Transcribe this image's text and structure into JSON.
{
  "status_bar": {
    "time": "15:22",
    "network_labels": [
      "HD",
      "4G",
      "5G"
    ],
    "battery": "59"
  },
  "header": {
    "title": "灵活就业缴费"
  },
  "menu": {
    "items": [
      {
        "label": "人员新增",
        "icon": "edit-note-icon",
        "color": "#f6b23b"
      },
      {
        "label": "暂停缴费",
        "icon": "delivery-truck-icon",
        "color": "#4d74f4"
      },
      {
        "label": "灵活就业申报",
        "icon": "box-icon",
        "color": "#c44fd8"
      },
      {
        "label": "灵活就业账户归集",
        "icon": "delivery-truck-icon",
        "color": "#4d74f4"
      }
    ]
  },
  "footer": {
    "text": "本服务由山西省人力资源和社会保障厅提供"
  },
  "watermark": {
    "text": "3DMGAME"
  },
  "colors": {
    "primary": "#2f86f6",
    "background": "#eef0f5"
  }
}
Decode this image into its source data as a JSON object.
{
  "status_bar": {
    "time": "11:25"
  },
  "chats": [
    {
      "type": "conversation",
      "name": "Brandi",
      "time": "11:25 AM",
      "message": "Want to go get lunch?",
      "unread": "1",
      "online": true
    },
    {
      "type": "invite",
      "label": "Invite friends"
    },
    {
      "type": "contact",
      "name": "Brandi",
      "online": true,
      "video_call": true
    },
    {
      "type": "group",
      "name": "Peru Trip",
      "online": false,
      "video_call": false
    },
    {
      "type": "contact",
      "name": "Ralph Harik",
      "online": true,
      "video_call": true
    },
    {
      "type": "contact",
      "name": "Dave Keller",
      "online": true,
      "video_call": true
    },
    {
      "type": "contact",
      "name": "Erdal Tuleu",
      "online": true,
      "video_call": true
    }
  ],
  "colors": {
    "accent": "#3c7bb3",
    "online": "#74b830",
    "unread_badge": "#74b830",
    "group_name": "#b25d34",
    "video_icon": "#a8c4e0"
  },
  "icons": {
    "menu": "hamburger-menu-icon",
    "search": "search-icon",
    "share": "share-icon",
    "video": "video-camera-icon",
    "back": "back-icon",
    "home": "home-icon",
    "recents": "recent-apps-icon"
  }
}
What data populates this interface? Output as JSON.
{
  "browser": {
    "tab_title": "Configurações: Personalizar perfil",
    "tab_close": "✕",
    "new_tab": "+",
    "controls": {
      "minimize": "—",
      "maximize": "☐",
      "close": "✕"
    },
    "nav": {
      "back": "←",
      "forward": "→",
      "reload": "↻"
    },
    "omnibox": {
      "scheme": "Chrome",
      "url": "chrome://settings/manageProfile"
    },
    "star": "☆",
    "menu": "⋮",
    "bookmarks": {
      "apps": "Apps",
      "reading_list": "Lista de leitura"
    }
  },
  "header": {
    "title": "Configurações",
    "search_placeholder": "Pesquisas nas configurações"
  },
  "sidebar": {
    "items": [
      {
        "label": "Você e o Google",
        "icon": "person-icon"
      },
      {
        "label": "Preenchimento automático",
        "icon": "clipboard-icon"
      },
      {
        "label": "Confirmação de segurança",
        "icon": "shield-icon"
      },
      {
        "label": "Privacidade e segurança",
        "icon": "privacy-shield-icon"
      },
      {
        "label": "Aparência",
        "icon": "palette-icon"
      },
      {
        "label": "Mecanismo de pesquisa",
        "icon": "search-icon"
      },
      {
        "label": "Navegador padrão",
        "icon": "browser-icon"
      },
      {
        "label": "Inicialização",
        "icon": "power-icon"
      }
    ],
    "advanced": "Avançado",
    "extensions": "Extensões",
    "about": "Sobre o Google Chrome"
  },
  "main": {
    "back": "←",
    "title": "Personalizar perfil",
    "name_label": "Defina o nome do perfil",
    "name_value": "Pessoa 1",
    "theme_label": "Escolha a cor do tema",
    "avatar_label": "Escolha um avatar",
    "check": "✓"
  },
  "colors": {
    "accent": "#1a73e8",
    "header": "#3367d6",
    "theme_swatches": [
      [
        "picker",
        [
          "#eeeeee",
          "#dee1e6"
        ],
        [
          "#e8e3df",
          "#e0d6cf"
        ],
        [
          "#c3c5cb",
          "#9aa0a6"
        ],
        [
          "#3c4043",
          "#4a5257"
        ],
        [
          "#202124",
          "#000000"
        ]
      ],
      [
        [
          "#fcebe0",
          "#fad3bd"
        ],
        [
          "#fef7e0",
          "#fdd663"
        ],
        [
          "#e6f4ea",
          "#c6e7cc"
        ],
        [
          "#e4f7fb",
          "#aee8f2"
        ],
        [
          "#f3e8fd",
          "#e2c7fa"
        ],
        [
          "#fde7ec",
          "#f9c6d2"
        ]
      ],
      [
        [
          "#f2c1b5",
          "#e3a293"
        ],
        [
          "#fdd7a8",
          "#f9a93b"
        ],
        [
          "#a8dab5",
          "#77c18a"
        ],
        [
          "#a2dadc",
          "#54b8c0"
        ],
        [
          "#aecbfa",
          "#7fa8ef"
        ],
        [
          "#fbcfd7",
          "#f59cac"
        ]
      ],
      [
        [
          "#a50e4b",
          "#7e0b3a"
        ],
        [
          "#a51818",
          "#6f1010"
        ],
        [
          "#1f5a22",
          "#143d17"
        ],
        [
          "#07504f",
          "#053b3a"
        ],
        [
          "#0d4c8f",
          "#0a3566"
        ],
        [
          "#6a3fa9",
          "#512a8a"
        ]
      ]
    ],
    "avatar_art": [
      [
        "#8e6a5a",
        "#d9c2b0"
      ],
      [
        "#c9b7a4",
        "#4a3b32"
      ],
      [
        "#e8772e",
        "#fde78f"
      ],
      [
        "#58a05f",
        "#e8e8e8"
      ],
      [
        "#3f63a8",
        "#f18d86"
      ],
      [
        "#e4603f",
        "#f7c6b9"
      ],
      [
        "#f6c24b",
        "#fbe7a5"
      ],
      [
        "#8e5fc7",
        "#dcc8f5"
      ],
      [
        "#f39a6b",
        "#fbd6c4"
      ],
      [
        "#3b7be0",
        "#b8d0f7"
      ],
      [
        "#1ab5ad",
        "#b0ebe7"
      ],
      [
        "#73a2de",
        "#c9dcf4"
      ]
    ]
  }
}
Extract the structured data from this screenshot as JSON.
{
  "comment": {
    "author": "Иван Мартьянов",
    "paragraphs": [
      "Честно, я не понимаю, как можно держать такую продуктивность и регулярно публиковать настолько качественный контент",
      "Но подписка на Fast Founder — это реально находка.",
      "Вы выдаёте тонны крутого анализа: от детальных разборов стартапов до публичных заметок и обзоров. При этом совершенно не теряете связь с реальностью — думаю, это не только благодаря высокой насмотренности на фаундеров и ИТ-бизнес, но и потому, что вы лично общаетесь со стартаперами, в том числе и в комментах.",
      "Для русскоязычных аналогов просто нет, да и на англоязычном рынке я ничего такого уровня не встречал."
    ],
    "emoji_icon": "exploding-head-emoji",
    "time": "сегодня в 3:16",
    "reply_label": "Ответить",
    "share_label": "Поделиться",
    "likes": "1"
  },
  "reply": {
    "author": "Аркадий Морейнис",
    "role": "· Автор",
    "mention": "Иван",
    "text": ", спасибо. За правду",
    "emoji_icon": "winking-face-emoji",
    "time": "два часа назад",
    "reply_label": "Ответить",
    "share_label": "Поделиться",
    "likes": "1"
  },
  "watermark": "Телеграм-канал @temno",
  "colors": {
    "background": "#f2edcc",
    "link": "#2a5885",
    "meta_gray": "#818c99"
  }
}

WHAT YOU WILL DO - Using the data above, copy each line that contains "Google".

ANSWER TO THIS PROBLEM -
        "label": "Você e o Google",
    "about": "Sobre o Google Chrome"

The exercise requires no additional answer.